[Exercise details]: In the listing below, find every line with the string "αυτοκίνητο" and pull it out.

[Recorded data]
◇ ◇ ◇ ◇ ◇

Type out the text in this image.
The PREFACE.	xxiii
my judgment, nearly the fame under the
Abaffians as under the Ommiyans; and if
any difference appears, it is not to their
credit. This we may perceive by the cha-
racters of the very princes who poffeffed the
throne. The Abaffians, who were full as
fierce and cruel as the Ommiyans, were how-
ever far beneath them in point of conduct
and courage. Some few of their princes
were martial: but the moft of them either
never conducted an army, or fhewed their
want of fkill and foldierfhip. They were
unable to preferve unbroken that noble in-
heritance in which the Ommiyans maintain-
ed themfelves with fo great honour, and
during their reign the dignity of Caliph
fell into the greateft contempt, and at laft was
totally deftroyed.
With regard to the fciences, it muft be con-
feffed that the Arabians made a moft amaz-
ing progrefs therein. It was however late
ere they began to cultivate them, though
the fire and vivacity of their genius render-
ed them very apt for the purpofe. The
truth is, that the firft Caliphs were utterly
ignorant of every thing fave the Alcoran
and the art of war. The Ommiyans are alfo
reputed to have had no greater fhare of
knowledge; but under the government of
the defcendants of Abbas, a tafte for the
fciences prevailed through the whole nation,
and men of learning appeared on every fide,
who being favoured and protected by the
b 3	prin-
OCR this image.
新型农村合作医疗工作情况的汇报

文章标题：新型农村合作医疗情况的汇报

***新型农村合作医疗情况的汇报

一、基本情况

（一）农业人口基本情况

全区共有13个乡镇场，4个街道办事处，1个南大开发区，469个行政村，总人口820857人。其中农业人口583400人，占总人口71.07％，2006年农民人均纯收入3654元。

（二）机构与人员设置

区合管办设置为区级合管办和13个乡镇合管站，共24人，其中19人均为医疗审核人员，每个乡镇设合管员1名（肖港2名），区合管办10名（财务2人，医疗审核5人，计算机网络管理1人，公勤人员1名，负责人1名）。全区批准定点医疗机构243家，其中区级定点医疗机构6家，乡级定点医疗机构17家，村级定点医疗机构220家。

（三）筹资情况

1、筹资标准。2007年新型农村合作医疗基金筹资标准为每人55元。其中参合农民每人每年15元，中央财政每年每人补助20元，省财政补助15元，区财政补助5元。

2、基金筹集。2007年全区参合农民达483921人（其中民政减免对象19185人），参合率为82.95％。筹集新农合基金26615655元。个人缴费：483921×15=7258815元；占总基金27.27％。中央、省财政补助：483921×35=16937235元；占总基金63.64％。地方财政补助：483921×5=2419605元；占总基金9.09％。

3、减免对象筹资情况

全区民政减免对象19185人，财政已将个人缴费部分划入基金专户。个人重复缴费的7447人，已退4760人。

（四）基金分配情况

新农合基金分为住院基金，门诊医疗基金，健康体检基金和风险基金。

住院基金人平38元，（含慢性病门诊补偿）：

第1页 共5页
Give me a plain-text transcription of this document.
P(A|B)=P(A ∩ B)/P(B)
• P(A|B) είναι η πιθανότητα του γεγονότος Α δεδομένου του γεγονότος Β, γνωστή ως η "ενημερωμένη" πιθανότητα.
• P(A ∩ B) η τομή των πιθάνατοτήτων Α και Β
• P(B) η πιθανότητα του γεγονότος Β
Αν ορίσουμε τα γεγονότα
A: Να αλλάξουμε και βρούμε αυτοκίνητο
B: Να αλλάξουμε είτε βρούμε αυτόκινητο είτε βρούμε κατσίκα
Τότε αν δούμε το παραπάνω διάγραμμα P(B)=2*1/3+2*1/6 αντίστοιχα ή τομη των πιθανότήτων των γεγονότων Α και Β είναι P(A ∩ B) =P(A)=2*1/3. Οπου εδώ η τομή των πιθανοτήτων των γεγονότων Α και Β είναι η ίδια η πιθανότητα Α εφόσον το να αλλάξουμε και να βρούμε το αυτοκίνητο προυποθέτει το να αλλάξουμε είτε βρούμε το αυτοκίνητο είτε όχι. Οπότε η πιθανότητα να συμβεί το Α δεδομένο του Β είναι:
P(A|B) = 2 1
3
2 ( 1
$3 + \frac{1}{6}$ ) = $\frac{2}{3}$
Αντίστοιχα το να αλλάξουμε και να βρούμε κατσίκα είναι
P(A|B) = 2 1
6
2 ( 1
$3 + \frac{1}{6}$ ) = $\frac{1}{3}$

◇ ◇ ◇ ◇ ◇

[Response to the exercise]:
A: Να αλλάξουμε και βρούμε αυτοκίνητο
Τότε αν δούμε το παραπάνω διάγραμμα P(B)=2*1/3+2*1/6 αντίστοιχα ή τομη των πιθανότήτων των γεγονότων Α και Β είναι P(A ∩ B) =P(A)=2*1/3. Οπου εδώ η τομή των πιθανοτήτων των γεγονότων Α και Β είναι η ίδια η πιθανότητα Α εφόσον το να αλλάξουμε και να βρούμε το αυτοκίνητο προυποθέτει το να αλλάξουμε είτε βρούμε το αυτοκίνητο είτε όχι. Οπότε η πιθανότητα να συμβεί το Α δεδομένο του Β είναι:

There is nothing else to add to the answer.